### SOURCE MATERIAL
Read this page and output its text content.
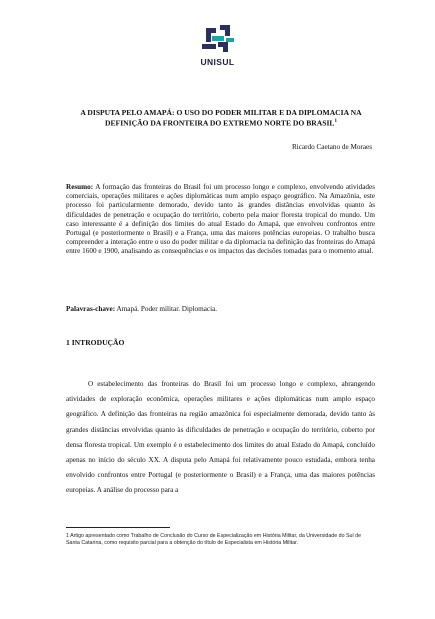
UNISUL
A DISPUTA PELO AMAPÁ: O USO DO PODER MILITAR E DA DIPLOMACIA NA DEFINIÇÃO DA FRONTEIRA DO EXTREMO NORTE DO BRASIL$^1$
Ricardo Caetano de Moraes
Resumo: A formação das fronteiras do Brasil foi um processo longo e complexo, envolvendo atividades comerciais, operações militares e ações diplomáticas num amplo espaço geográfico. Na Amazônia, este processo foi particularmente demorado, devido tanto às grandes distâncias envolvidas quanto às dificuldades de penetração e ocupação do território, coberto pela maior floresta tropical do mundo. Um caso interessante é a definição dos limites do atual Estado do Amapá, que envolveu confrontos entre Portugal (e posteriormente o Brasil) e a França, uma das maiores potências europeias. O trabalho busca compreender a interação entre o uso do poder militar e da diplomacia na definição das fronteiras do Amapá entre 1600 e 1900, analisando as consequências e os impactos das decisões tomadas para o momento atual.
Palavras-chave: Amapá. Poder militar. Diplomacia.
1 INTRODUÇÃO
O estabelecimento das fronteiras do Brasil foi um processo longo e complexo, abrangendo atividades de exploração econômica, operações militares e ações diplomáticas num amplo espaço geográfico. A definição das fronteiras na região amazônica foi especialmente demorada, devido tanto às grandes distâncias envolvidas quanto às dificuldades de penetração e ocupação do território, coberto por densa floresta tropical. Um exemplo é o estabelecimento dos limites do atual Estado do Amapá, concluído apenas no início do século XX. A disputa pelo Amapá foi relativamente pouco estudada, embora tenha envolvido confrontos entre Portugal (e posteriormente o Brasil) e a França, uma das maiores potências europeias. A análise do processo para a
1 Artigo apresentado como Trabalho de Conclusão do Curso de Especialização em História Militar, da Universidade do Sul de Santa Catarina, como requisito parcial para a obtenção do título de Especialista em História Militar.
######
The listing above must be printed again exactly, minus its pictures.

*SOLUTION TO THE EXERCISE:*
Read this page and output its text content.
UNISUL
A DISPUTA PELO AMAPÁ: O USO DO PODER MILITAR E DA DIPLOMACIA NA DEFINIÇÃO DA FRONTEIRA DO EXTREMO NORTE DO BRASIL$^1$
Ricardo Caetano de Moraes
Resumo: A formação das fronteiras do Brasil foi um processo longo e complexo, envolvendo atividades comerciais, operações militares e ações diplomáticas num amplo espaço geográfico. Na Amazônia, este processo foi particularmente demorado, devido tanto às grandes distâncias envolvidas quanto às dificuldades de penetração e ocupação do território, coberto pela maior floresta tropical do mundo. Um caso interessante é a definição dos limites do atual Estado do Amapá, que envolveu confrontos entre Portugal (e posteriormente o Brasil) e a França, uma das maiores potências europeias. O trabalho busca compreender a interação entre o uso do poder militar e da diplomacia na definição das fronteiras do Amapá entre 1600 e 1900, analisando as consequências e os impactos das decisões tomadas para o momento atual.
Palavras-chave: Amapá. Poder militar. Diplomacia.
1 INTRODUÇÃO
O estabelecimento das fronteiras do Brasil foi um processo longo e complexo, abrangendo atividades de exploração econômica, operações militares e ações diplomáticas num amplo espaço geográfico. A definição das fronteiras na região amazônica foi especialmente demorada, devido tanto às grandes distâncias envolvidas quanto às dificuldades de penetração e ocupação do território, coberto por densa floresta tropical. Um exemplo é o estabelecimento dos limites do atual Estado do Amapá, concluído apenas no início do século XX. A disputa pelo Amapá foi relativamente pouco estudada, embora tenha envolvido confrontos entre Portugal (e posteriormente o Brasil) e a França, uma das maiores potências europeias. A análise do processo para a
1 Artigo apresentado como Trabalho de Conclusão do Curso de Especialização em História Militar, da Universidade do Sul de Santa Catarina, como requisito parcial para a obtenção do título de Especialista em História Militar.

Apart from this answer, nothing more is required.